PROBLEM
Output each entry verbatim and exclude every picture from it.

RECORDED INFORMATION
_ _ _ _ _
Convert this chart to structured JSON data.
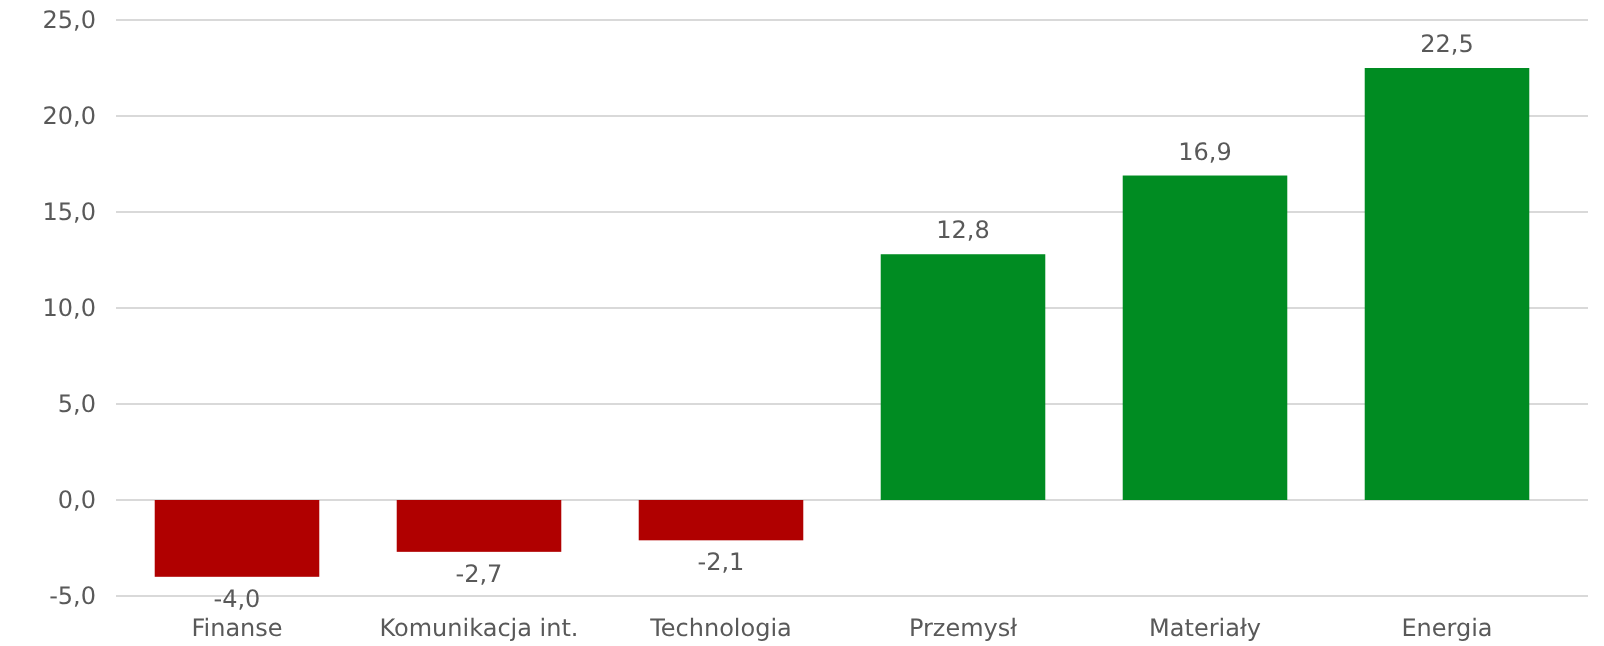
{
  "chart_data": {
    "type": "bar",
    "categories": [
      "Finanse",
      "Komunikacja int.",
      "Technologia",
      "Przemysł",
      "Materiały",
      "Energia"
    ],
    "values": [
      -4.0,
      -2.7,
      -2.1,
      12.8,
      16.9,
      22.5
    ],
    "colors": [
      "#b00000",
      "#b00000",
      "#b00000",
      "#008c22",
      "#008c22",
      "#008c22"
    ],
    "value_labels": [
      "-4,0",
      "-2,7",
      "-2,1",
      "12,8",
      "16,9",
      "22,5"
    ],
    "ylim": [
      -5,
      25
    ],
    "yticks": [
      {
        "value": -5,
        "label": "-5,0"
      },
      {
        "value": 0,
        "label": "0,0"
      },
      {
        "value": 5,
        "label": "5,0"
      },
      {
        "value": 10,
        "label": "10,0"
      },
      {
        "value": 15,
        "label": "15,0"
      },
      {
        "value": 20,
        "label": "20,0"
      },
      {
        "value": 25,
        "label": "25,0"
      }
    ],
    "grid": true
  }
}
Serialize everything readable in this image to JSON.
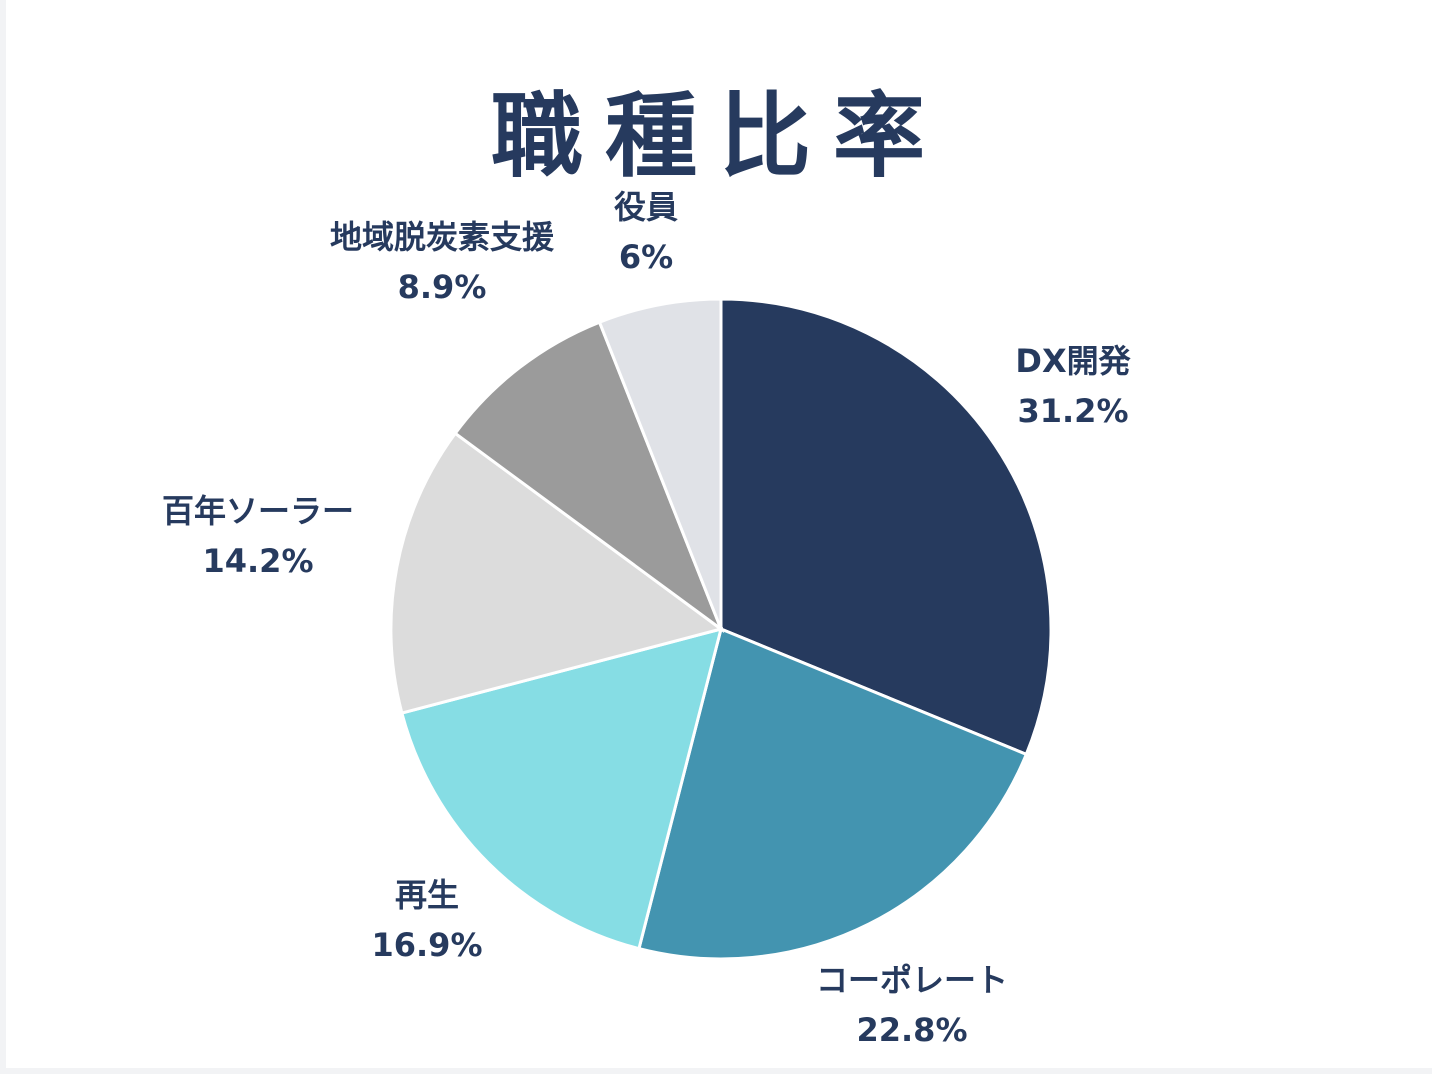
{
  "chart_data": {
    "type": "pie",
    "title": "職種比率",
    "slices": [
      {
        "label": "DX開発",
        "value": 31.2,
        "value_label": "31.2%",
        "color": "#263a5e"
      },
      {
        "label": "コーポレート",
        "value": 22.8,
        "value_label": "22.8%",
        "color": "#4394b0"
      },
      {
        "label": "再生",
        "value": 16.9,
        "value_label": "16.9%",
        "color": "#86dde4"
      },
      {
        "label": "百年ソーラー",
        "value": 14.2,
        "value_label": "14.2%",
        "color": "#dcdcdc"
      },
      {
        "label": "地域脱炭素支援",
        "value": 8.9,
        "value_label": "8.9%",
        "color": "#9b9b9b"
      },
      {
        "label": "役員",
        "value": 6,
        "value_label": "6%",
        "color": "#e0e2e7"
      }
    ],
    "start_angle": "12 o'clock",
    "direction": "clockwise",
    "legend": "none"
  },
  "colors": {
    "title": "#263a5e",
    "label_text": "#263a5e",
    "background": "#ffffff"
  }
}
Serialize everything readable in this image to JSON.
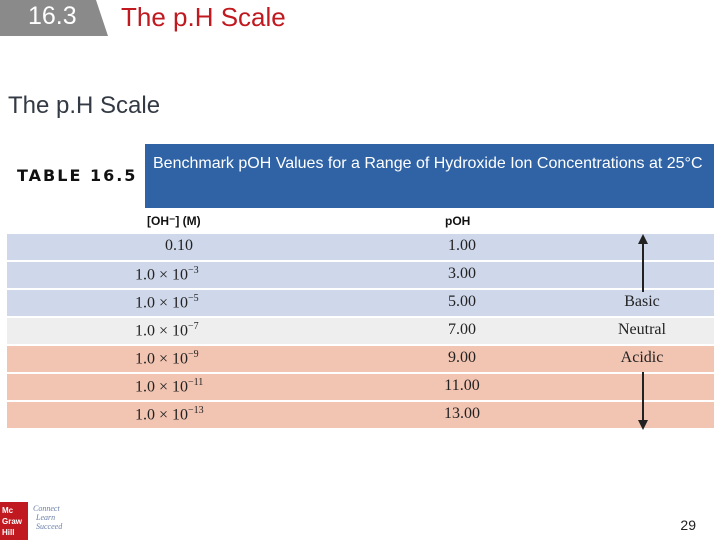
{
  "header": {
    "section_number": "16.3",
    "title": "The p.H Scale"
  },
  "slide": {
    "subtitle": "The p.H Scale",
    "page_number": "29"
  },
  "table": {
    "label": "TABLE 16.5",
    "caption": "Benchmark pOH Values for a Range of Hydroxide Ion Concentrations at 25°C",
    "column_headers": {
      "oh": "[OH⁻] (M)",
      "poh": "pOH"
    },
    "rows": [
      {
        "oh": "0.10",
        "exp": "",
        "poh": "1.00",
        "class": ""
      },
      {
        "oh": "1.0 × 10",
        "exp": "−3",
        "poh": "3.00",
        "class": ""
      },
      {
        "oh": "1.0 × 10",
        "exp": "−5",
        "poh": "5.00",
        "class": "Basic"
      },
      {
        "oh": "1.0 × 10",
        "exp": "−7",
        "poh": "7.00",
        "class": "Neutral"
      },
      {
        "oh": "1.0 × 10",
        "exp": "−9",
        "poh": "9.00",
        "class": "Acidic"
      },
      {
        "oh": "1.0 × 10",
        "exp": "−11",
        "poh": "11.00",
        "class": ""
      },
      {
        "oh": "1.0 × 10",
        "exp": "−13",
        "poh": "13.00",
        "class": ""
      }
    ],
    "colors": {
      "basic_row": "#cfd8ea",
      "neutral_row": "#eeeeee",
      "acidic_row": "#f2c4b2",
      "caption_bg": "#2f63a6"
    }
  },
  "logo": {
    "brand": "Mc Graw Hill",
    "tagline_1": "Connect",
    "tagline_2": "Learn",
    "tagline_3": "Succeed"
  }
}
_ _ _ _ _
FINAL ANSWER
Convert this chart to structured JSON data.
{
  "chart_data": {
    "type": "bar",
    "categories": [
      "Finanse",
      "Komunikacja int.",
      "Technologia",
      "Przemysł",
      "Materiały",
      "Energia"
    ],
    "values": [
      -4.0,
      -2.7,
      -2.1,
      12.8,
      16.9,
      22.5
    ],
    "colors": [
      "#b00000",
      "#b00000",
      "#b00000",
      "#008c22",
      "#008c22",
      "#008c22"
    ],
    "value_labels": [
      "-4,0",
      "-2,7",
      "-2,1",
      "12,8",
      "16,9",
      "22,5"
    ],
    "ylim": [
      -5,
      25
    ],
    "yticks": [
      {
        "value": -5,
        "label": "-5,0"
      },
      {
        "value": 0,
        "label": "0,0"
      },
      {
        "value": 5,
        "label": "5,0"
      },
      {
        "value": 10,
        "label": "10,0"
      },
      {
        "value": 15,
        "label": "15,0"
      },
      {
        "value": 20,
        "label": "20,0"
      },
      {
        "value": 25,
        "label": "25,0"
      }
    ],
    "grid": true
  }
}
Serialize everything readable in this image to JSON.
{
  "chart_data": {
    "type": "pie",
    "title": "職種比率",
    "slices": [
      {
        "label": "DX開発",
        "value": 31.2,
        "value_label": "31.2%",
        "color": "#263a5e"
      },
      {
        "label": "コーポレート",
        "value": 22.8,
        "value_label": "22.8%",
        "color": "#4394b0"
      },
      {
        "label": "再生",
        "value": 16.9,
        "value_label": "16.9%",
        "color": "#86dde4"
      },
      {
        "label": "百年ソーラー",
        "value": 14.2,
        "value_label": "14.2%",
        "color": "#dcdcdc"
      },
      {
        "label": "地域脱炭素支援",
        "value": 8.9,
        "value_label": "8.9%",
        "color": "#9b9b9b"
      },
      {
        "label": "役員",
        "value": 6,
        "value_label": "6%",
        "color": "#e0e2e7"
      }
    ],
    "start_angle": "12 o'clock",
    "direction": "clockwise",
    "legend": "none"
  },
  "colors": {
    "title": "#263a5e",
    "label_text": "#263a5e",
    "background": "#ffffff"
  }
}
Serialize everything readable in this image to JSON.
{
  "header": {
    "section_number": "16.3",
    "title": "The p.H Scale"
  },
  "slide": {
    "subtitle": "The p.H Scale",
    "page_number": "29"
  },
  "table": {
    "label": "TABLE 16.5",
    "caption": "Benchmark pOH Values for a Range of Hydroxide Ion Concentrations at 25°C",
    "column_headers": {
      "oh": "[OH⁻] (M)",
      "poh": "pOH"
    },
    "rows": [
      {
        "oh": "0.10",
        "exp": "",
        "poh": "1.00",
        "class": ""
      },
      {
        "oh": "1.0 × 10",
        "exp": "−3",
        "poh": "3.00",
        "class": ""
      },
      {
        "oh": "1.0 × 10",
        "exp": "−5",
        "poh": "5.00",
        "class": "Basic"
      },
      {
        "oh": "1.0 × 10",
        "exp": "−7",
        "poh": "7.00",
        "class": "Neutral"
      },
      {
        "oh": "1.0 × 10",
        "exp": "−9",
        "poh": "9.00",
        "class": "Acidic"
      },
      {
        "oh": "1.0 × 10",
        "exp": "−11",
        "poh": "11.00",
        "class": ""
      },
      {
        "oh": "1.0 × 10",
        "exp": "−13",
        "poh": "13.00",
        "class": ""
      }
    ],
    "colors": {
      "basic_row": "#cfd8ea",
      "neutral_row": "#eeeeee",
      "acidic_row": "#f2c4b2",
      "caption_bg": "#2f63a6"
    }
  },
  "logo": {
    "brand": "Mc Graw Hill",
    "tagline_1": "Connect",
    "tagline_2": "Learn",
    "tagline_3": "Succeed"
  }
}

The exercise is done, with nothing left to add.